*GIVEN TASK*
Write out the listing below in full and exactly, leaving out every picture.

*SOURCE MATERIAL*
(begin)

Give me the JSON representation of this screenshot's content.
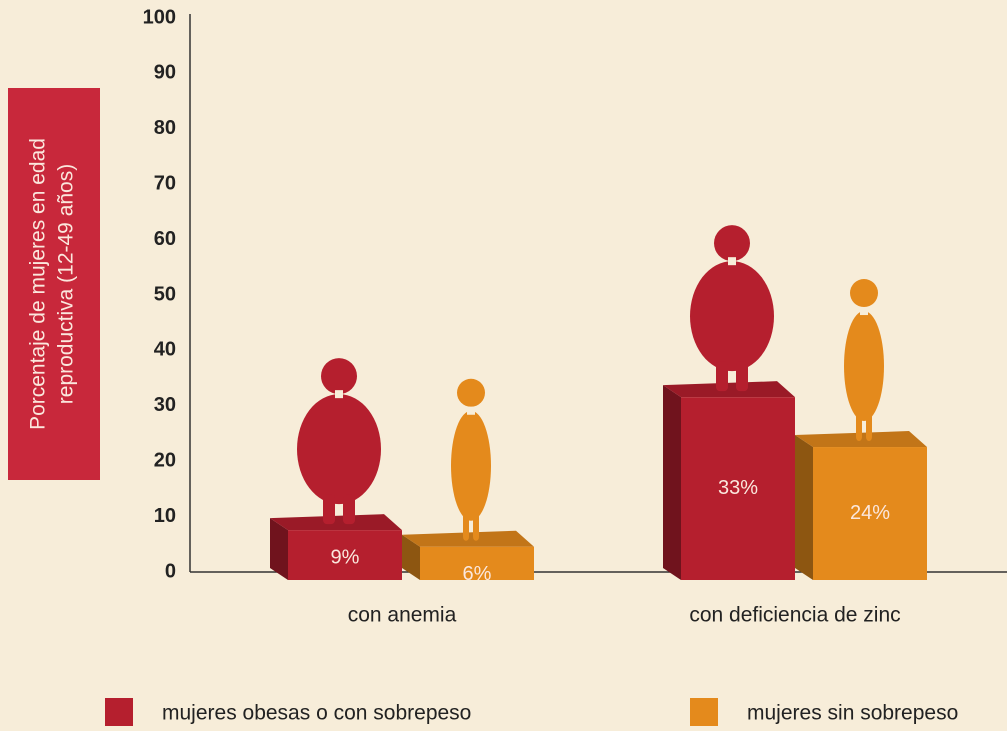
{
  "chart_data": {
    "type": "bar",
    "ylabel": [
      "Porcentaje de mujeres en edad",
      "reproductiva (12-49 años)"
    ],
    "categories": [
      "con anemia",
      "con deficiencia de zinc"
    ],
    "series": [
      {
        "name": "mujeres obesas o con sobrepeso",
        "color": "#b51f2e",
        "values": [
          9,
          33
        ],
        "value_labels": [
          "9%",
          "33%"
        ]
      },
      {
        "name": "mujeres sin sobrepeso",
        "color": "#e48a1c",
        "values": [
          6,
          24
        ],
        "value_labels": [
          "6%",
          "24%"
        ]
      }
    ],
    "ylim": [
      0,
      100
    ],
    "yticks": [
      0,
      10,
      20,
      30,
      40,
      50,
      60,
      70,
      80,
      90,
      100
    ]
  }
}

(end)

*TASK SOLUTION*
Give me the JSON representation of this screenshot's content.
{
  "chart_data": {
    "type": "bar",
    "ylabel": [
      "Porcentaje de mujeres en edad",
      "reproductiva (12-49 años)"
    ],
    "categories": [
      "con anemia",
      "con deficiencia de zinc"
    ],
    "series": [
      {
        "name": "mujeres obesas o con sobrepeso",
        "color": "#b51f2e",
        "values": [
          9,
          33
        ],
        "value_labels": [
          "9%",
          "33%"
        ]
      },
      {
        "name": "mujeres sin sobrepeso",
        "color": "#e48a1c",
        "values": [
          6,
          24
        ],
        "value_labels": [
          "6%",
          "24%"
        ]
      }
    ],
    "ylim": [
      0,
      100
    ],
    "yticks": [
      0,
      10,
      20,
      30,
      40,
      50,
      60,
      70,
      80,
      90,
      100
    ]
  }
}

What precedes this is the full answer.